→ **YOUR TASK**
Copy out each line below that has the word "JSON" in it.

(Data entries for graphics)
* * * * *
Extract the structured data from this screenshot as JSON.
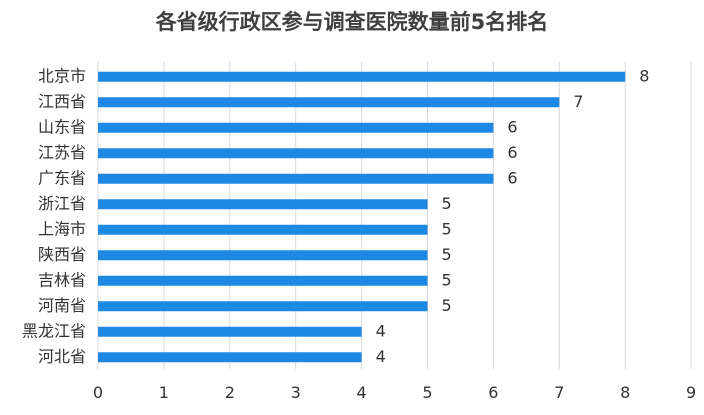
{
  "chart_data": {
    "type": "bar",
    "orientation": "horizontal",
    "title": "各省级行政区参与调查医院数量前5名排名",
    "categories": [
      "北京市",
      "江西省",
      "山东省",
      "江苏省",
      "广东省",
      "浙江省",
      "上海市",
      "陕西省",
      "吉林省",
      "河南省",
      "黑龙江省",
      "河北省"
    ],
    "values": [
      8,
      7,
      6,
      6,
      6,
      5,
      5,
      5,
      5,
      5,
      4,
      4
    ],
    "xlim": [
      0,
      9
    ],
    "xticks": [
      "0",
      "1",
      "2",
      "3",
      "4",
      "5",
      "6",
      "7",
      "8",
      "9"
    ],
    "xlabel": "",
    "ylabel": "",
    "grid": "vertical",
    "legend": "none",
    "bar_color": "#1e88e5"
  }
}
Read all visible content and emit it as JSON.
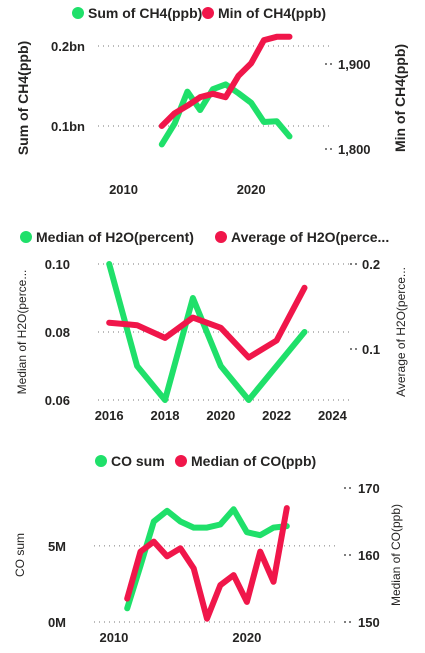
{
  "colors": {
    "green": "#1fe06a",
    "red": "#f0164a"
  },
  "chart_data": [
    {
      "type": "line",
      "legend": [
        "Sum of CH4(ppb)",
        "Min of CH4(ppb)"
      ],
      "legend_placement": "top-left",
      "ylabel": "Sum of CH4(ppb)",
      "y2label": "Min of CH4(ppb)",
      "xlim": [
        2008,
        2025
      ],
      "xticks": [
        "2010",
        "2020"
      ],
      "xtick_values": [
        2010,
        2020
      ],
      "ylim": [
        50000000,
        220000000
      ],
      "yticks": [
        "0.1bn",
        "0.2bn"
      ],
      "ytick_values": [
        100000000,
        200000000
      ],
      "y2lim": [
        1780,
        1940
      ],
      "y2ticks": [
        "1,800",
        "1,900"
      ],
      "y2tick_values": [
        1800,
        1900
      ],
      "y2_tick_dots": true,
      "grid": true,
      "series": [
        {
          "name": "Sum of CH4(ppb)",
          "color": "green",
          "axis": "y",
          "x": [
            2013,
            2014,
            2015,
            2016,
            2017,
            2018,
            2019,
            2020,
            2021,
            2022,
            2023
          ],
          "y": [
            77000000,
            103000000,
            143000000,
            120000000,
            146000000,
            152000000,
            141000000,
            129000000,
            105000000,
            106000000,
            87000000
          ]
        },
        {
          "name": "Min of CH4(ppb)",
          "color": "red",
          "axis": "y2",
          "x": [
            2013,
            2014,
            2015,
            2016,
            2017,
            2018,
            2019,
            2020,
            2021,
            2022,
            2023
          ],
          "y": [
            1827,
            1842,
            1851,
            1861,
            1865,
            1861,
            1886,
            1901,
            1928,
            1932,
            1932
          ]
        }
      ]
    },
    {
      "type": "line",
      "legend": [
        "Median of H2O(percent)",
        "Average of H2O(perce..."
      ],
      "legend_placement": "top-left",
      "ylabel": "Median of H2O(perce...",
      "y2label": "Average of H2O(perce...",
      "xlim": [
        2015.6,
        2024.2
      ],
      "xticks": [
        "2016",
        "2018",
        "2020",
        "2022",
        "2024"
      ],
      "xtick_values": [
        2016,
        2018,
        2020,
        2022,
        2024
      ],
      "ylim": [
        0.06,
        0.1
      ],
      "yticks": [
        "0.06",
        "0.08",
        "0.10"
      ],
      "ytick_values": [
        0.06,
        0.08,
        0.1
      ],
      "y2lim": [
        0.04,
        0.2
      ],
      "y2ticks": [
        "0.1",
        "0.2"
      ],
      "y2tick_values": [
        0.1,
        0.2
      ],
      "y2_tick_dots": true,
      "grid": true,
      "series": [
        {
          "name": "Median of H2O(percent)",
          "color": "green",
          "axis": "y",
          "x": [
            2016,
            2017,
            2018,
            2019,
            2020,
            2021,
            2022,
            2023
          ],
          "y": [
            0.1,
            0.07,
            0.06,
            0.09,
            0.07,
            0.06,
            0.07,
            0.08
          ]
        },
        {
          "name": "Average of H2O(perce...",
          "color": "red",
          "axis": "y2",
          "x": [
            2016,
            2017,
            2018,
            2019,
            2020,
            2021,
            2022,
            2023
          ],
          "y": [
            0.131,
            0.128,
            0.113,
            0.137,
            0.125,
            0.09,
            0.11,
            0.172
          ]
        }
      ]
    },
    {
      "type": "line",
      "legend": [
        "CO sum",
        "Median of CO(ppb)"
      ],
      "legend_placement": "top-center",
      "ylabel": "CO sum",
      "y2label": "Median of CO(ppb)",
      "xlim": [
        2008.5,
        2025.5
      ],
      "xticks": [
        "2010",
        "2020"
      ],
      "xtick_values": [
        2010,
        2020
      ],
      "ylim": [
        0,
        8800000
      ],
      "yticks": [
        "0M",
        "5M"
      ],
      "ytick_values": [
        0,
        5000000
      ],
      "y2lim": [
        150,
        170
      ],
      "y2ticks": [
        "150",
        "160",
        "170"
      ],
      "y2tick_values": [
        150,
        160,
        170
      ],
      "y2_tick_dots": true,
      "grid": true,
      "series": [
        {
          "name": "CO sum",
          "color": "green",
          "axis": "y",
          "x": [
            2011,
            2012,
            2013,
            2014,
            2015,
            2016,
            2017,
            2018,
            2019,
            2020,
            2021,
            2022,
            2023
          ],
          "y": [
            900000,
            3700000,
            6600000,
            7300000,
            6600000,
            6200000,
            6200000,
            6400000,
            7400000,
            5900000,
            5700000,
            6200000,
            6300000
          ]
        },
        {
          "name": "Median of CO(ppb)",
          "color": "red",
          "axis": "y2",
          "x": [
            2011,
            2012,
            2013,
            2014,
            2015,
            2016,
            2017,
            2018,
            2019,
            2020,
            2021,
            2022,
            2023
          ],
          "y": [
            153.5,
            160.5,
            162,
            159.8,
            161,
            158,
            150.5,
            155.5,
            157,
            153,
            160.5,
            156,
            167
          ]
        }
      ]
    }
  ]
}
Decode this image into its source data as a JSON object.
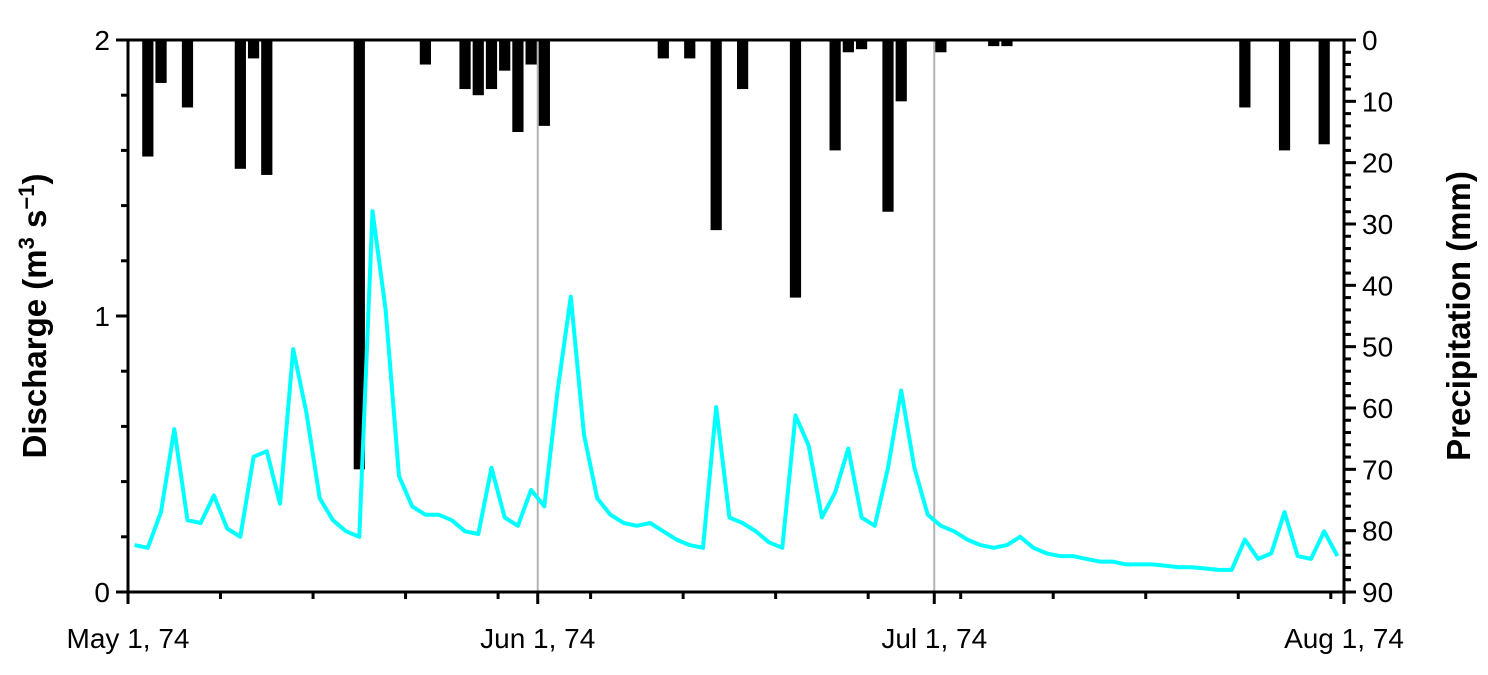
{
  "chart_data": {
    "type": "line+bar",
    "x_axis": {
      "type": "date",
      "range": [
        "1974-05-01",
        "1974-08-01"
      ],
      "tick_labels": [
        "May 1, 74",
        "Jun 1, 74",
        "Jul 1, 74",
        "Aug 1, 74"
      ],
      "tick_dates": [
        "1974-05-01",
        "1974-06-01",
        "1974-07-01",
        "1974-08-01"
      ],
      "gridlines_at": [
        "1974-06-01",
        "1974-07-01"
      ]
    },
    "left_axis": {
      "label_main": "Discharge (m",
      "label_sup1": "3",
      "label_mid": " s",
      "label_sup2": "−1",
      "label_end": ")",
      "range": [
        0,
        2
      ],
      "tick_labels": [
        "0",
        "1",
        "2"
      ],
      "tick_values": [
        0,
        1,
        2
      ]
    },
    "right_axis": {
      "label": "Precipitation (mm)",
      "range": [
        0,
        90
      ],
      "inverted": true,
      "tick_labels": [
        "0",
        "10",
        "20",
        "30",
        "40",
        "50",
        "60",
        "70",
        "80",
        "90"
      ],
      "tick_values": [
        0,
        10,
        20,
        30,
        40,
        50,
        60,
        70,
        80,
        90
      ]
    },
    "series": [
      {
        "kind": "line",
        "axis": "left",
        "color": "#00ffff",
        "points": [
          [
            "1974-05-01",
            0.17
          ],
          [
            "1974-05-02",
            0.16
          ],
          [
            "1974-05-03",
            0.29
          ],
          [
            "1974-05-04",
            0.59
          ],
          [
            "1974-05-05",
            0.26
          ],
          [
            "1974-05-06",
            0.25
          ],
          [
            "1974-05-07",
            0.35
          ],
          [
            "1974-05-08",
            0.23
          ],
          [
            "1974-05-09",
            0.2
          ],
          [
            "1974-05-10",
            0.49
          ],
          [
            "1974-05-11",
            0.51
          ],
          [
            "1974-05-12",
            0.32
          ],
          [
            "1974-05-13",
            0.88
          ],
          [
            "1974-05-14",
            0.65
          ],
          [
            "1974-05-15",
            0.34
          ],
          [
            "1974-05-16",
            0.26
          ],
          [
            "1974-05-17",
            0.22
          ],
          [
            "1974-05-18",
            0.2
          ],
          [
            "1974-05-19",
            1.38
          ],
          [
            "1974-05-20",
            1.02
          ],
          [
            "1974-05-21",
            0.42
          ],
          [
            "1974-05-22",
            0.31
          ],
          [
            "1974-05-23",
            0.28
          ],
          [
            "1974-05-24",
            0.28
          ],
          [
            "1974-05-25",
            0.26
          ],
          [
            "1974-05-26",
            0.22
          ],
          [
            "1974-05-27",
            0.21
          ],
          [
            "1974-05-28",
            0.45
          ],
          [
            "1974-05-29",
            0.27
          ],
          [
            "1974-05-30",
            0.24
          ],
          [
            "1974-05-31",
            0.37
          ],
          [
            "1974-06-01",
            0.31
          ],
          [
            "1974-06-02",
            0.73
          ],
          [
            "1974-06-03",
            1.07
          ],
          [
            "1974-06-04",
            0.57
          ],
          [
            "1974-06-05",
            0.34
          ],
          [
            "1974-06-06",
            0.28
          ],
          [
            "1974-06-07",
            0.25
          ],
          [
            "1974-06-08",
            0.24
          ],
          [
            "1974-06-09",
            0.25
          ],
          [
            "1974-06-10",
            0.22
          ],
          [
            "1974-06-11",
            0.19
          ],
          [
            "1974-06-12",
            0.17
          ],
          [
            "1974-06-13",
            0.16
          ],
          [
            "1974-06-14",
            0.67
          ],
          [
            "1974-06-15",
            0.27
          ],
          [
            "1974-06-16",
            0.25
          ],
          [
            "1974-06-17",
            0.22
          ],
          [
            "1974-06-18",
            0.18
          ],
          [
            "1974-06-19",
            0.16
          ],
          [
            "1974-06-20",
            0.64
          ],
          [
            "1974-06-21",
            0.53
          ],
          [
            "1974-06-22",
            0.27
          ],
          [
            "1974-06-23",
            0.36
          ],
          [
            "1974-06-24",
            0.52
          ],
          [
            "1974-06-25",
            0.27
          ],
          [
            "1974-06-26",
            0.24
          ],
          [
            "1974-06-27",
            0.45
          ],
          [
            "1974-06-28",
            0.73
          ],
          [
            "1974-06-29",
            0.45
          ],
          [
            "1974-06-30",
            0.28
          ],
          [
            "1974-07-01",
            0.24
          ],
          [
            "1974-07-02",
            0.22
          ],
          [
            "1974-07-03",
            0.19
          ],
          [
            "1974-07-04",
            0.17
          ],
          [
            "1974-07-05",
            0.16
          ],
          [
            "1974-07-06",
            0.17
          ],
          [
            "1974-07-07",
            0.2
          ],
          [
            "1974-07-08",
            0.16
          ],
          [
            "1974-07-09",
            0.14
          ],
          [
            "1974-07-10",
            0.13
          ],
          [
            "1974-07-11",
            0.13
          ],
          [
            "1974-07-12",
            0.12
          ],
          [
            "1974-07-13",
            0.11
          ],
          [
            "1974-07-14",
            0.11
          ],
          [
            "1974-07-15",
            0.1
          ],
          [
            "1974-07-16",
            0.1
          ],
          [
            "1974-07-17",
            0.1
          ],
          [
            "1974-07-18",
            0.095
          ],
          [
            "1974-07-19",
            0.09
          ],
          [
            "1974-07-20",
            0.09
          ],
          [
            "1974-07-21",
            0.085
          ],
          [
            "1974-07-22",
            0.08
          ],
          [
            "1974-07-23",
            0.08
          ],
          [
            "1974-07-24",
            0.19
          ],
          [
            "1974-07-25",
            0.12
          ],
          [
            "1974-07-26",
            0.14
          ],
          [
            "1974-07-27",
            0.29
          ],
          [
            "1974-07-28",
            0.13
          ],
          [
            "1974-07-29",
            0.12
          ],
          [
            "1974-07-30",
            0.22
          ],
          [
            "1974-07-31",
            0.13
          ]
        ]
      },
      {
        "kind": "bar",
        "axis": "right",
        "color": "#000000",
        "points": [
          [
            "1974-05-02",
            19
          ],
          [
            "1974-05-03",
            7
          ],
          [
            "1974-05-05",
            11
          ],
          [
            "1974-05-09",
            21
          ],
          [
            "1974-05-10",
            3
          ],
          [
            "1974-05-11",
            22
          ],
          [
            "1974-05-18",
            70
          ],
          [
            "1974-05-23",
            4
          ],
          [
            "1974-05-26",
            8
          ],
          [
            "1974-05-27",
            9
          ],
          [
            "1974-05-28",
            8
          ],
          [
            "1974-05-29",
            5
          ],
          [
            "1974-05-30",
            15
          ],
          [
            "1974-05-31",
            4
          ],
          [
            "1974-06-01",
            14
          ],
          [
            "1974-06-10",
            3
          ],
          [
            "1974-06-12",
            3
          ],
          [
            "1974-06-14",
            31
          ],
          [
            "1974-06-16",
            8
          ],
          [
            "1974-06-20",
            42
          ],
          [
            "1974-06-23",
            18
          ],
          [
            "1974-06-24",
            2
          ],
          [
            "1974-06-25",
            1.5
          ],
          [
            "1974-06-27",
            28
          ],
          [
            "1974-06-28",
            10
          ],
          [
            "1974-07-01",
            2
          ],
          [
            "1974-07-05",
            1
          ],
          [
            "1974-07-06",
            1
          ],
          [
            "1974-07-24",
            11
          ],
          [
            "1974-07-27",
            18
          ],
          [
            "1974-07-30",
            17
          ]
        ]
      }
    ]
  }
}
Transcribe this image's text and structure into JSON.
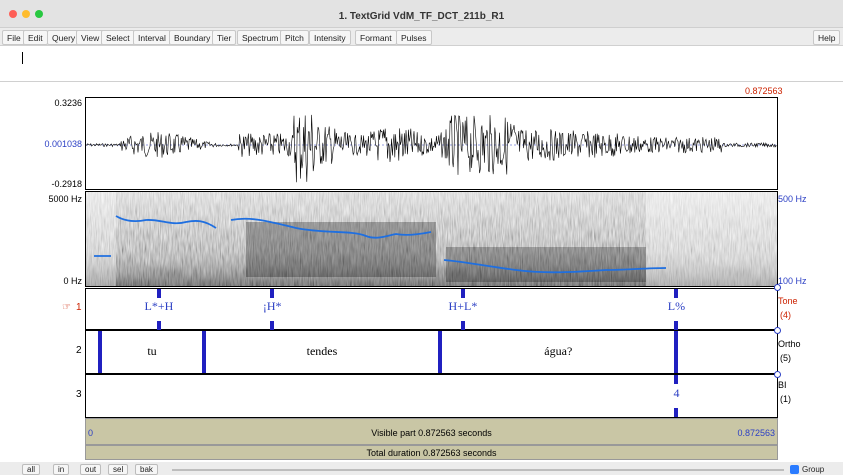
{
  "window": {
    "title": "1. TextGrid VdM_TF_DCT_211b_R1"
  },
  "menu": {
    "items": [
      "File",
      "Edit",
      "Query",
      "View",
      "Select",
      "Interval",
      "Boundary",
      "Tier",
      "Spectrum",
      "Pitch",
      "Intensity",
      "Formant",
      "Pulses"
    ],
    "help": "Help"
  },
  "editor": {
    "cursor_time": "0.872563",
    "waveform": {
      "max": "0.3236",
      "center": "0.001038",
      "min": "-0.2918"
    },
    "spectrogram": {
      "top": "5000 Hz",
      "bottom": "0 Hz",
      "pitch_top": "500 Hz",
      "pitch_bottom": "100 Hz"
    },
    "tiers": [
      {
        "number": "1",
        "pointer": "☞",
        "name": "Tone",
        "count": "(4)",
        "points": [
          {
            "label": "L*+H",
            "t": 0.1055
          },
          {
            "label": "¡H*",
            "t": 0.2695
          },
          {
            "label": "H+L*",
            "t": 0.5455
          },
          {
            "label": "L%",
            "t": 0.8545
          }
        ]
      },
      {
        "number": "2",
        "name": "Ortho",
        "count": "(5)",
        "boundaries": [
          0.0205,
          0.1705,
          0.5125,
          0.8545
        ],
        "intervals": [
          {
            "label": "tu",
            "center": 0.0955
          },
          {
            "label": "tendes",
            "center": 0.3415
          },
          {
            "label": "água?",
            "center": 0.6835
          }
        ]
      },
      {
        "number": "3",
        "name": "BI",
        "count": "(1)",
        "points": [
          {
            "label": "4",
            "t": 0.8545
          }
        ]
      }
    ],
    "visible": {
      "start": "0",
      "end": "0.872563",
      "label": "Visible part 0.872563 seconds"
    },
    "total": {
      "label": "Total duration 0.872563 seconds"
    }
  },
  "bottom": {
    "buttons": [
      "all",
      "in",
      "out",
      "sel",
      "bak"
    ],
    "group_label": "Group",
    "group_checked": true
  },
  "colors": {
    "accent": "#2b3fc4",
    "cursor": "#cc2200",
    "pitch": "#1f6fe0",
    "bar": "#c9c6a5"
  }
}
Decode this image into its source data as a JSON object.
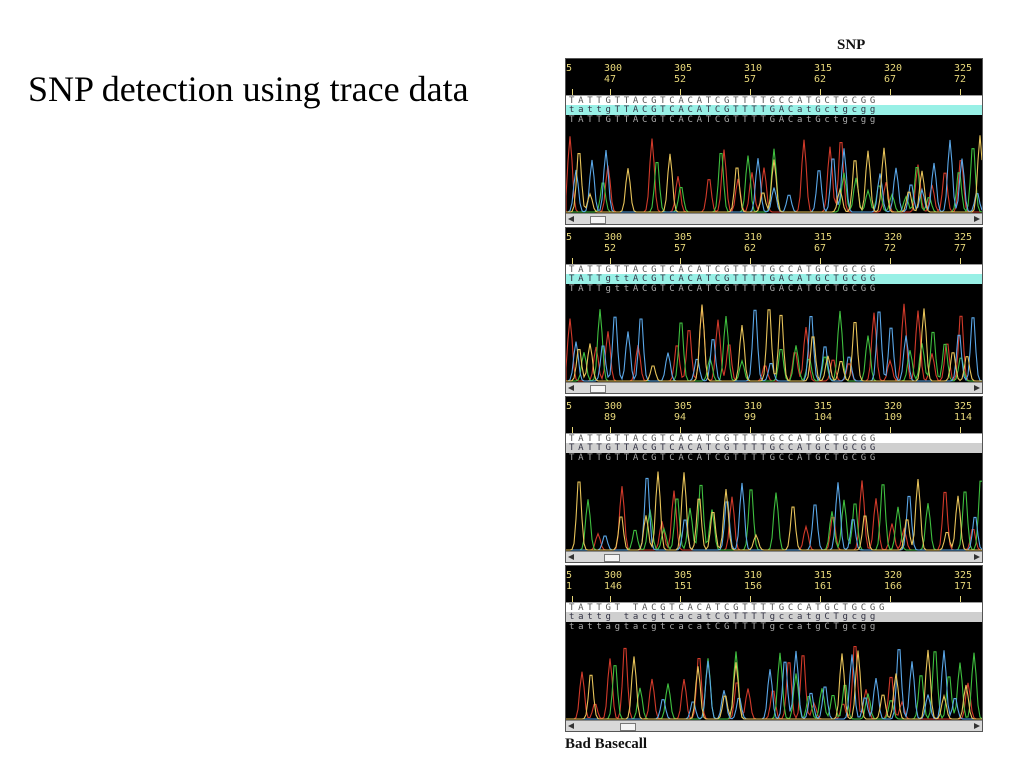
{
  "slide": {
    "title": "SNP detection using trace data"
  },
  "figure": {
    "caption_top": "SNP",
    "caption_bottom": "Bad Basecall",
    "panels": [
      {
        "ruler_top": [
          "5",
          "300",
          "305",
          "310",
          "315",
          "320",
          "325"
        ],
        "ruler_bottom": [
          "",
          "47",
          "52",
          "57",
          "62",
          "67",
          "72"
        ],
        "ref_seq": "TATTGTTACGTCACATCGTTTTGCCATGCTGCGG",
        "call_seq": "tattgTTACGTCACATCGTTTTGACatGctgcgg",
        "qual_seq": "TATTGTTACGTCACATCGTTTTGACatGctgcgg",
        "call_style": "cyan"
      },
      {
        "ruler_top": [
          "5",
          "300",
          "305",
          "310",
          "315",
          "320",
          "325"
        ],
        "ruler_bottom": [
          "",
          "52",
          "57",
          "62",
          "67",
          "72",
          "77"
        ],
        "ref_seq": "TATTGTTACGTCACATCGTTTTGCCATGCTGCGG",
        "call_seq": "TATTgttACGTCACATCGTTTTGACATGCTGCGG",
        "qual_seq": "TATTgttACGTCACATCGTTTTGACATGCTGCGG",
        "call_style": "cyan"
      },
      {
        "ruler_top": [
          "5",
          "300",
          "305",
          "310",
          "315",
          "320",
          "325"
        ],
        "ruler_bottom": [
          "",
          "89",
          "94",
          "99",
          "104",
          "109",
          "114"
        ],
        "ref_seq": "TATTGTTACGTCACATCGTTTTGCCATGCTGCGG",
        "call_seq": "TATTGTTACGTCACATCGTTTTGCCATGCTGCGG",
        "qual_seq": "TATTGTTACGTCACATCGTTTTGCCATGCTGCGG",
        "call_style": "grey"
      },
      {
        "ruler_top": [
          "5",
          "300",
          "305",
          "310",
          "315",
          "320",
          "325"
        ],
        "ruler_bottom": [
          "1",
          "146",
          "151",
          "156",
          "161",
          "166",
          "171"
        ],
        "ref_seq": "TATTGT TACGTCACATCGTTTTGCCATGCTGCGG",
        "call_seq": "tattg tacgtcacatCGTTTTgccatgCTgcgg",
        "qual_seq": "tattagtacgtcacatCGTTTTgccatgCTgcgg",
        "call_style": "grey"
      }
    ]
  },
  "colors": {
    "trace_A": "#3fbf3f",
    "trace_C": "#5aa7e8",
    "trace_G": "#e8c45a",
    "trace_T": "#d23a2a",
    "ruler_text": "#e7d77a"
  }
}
* * * * *
→ **FULL RESPONSE**
Extract the structured data from this screenshot as JSON.
Read all visible content and emit it as JSON.
Decode this image into its source data as a JSON object.
Transcribe this image's text and structure into JSON.
Decode this image into its source data as a JSON object.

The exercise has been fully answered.